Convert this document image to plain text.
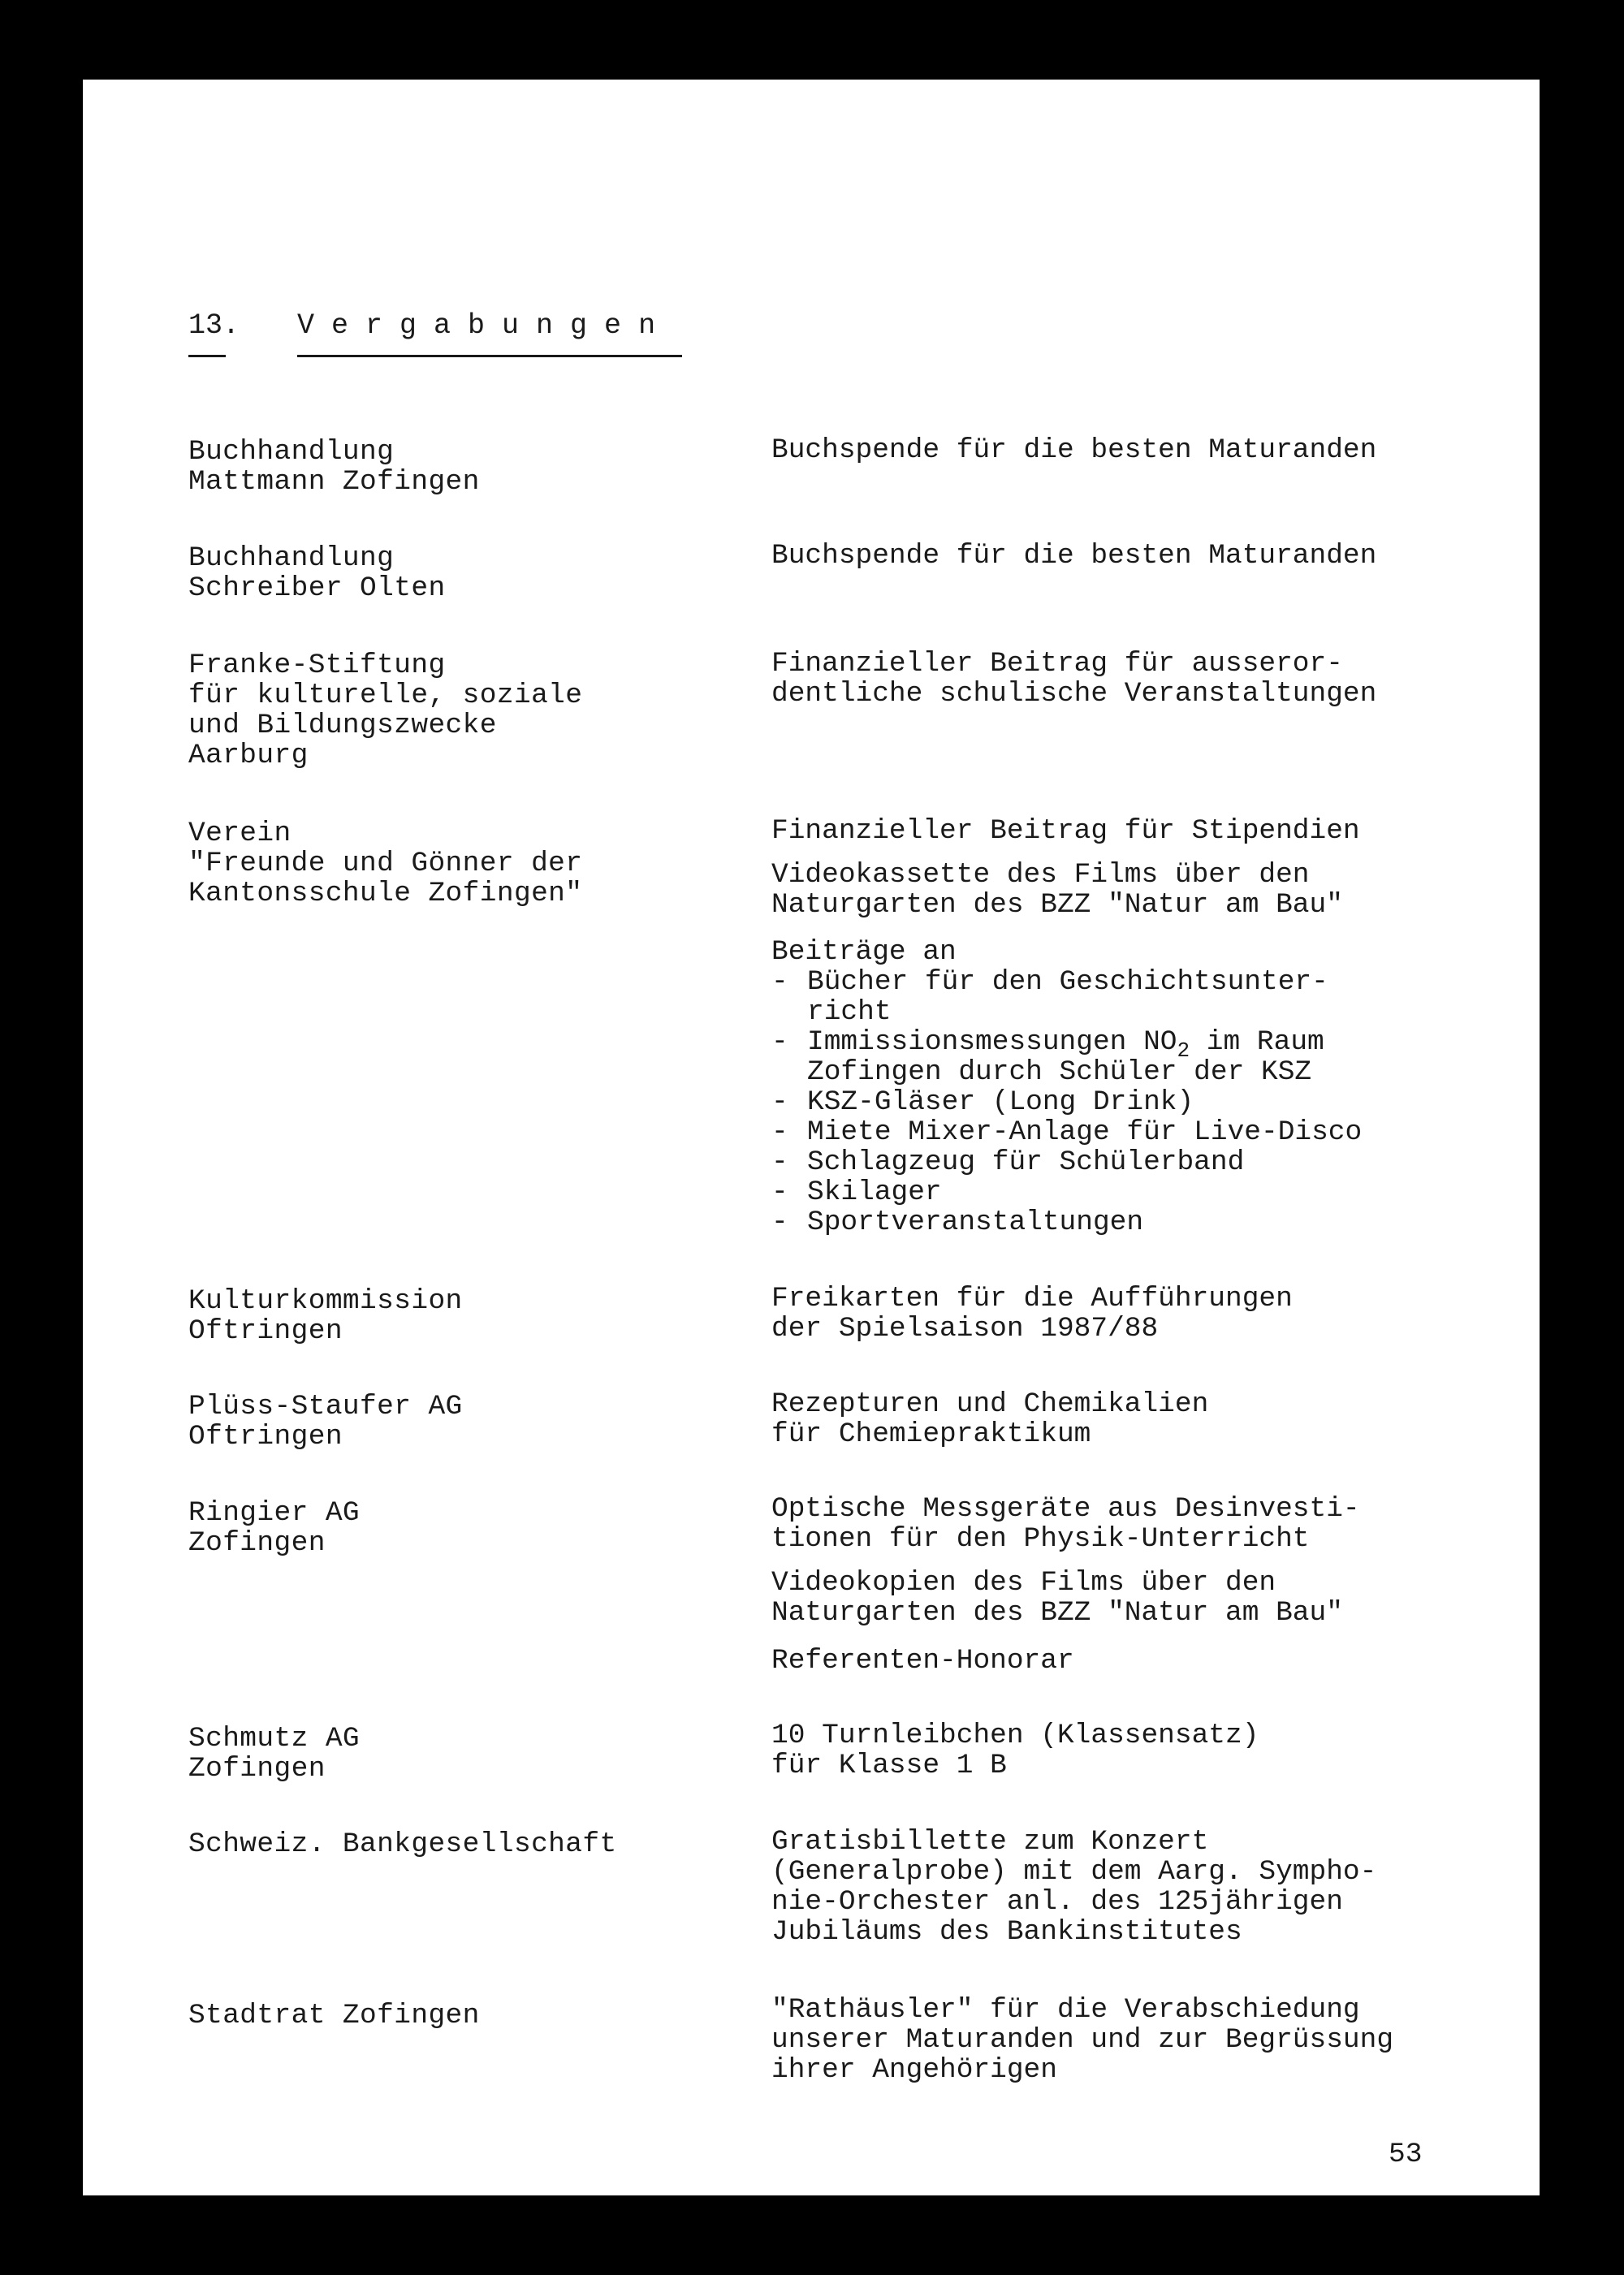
13. V e r g a b u n g e n
Buchhandlung
Mattmann Zofingen
Buchspende für die besten Maturanden
Buchhandlung
Schreiber Olten
Buchspende für die besten Maturanden
Franke-Stiftung
für kulturelle, soziale
und Bildungszwecke
Aarburg
Finanzieller Beitrag für ausseror-
dentliche schulische Veranstaltungen
Verein
"Freunde und Gönner der
Kantonsschule Zofingen"
Finanzieller Beitrag für Stipendien
Videokassette des Films über den
Naturgarten des BZZ "Natur am Bau"
Beiträge an
- Bücher für den Geschichtsunter-
richt
- Immissionsmessungen $NO_2$ im Raum
Zofingen durch Schüler der KSZ
- KSZ-Gläser (Long Drink)
- Miete Mixer-Anlage für Live-Disco
- Schlagzeug für Schülerband
- Skilager
- Sportveranstaltungen
Kulturkommission
Oftringen
Freikarten für die Aufführungen
der Spielsaison 1987/88
Plüss-Staufer AG
Oftringen
Rezepturen und Chemikalien
für Chemiepraktikum
Ringier AG
Zofingen
Optische Messgeräte aus Desinvesti-
tionen für den Physik-Unterricht
Videokopien des Films über den
Naturgarten des BZZ "Natur am Bau"
Referenten-Honorar
Schmutz AG
Zofingen
10 Turnleibchen (Klassensatz)
für Klasse 1 B
Schweiz. Bankgesellschaft	Gratisbillette zum Konzert
(Generalprobe) mit dem Aarg. Sympho-
nie-Orchester anl. des 125jährigen
Jubiläums des Bankinstitutes
Stadtrat Zofingen	"Rathäusler" für die Verabschiedung
unserer Maturanden und zur Begrüssung
ihrer Angehörigen
53
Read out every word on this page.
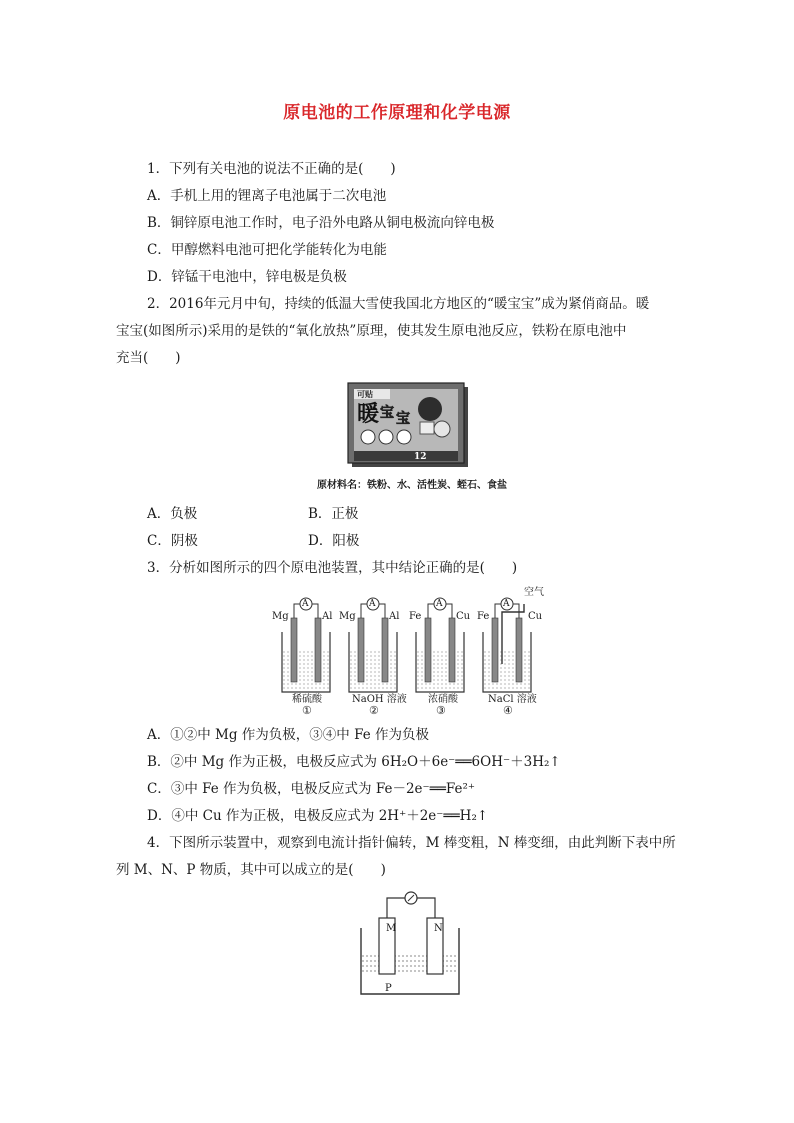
原电池的工作原理和化学电源
1．下列有关电池的说法不正确的是(　　)
A．手机上用的锂离子电池属于二次电池
B．铜锌原电池工作时，电子沿外电路从铜电极流向锌电极
C．甲醇燃料电池可把化学能转化为电能
D．锌锰干电池中，锌电极是负极
2．2016年元月中旬，持续的低温大雪使我国北方地区的“暖宝宝”成为紧俏商品。暖
宝宝(如图所示)采用的是铁的“氧化放热”原理，使其发生原电池反应，铁粉在原电池中
充当(　　)
可贴
暖 宝 宝
12
原材料名：铁粉、水、活性炭、蛭石、食盐
A．负极	B．正极
C．阴极	D．阳极
3．分析如图所示的四个原电池装置，其中结论正确的是(　　)
空气
Mg	Al Mg	Al Fe	Cu Fe	Cu
A	A	A	A
稀硫酸	NaOH 溶液 浓硝酸	NaCl 溶液
①	②	③	④
A．①②中 Mg 作为负极，③④中 Fe 作为负极
B．②中 Mg 作为正极，电极反应式为 6H₂O＋6e⁻══6OH⁻＋3H₂↑
C．③中 Fe 作为负极，电极反应式为 Fe－2e⁻══Fe²⁺
D．④中 Cu 作为正极，电极反应式为 2H⁺＋2e⁻══H₂↑
4．下图所示装置中，观察到电流计指针偏转，M 棒变粗，N 棒变细，由此判断下表中所
列 M、N、P 物质，其中可以成立的是(　　)
M	N
P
--------------------------------
→ **What is expected**
Return a copy of every line that includes the word "电极反应式为".

→ **Solution**
B．②中 Mg 作为正极，电极反应式为 6H₂O＋6e⁻══6OH⁻＋3H₂↑
C．③中 Fe 作为负极，电极反应式为 Fe－2e⁻══Fe²⁺
D．④中 Cu 作为正极，电极反应式为 2H⁺＋2e⁻══H₂↑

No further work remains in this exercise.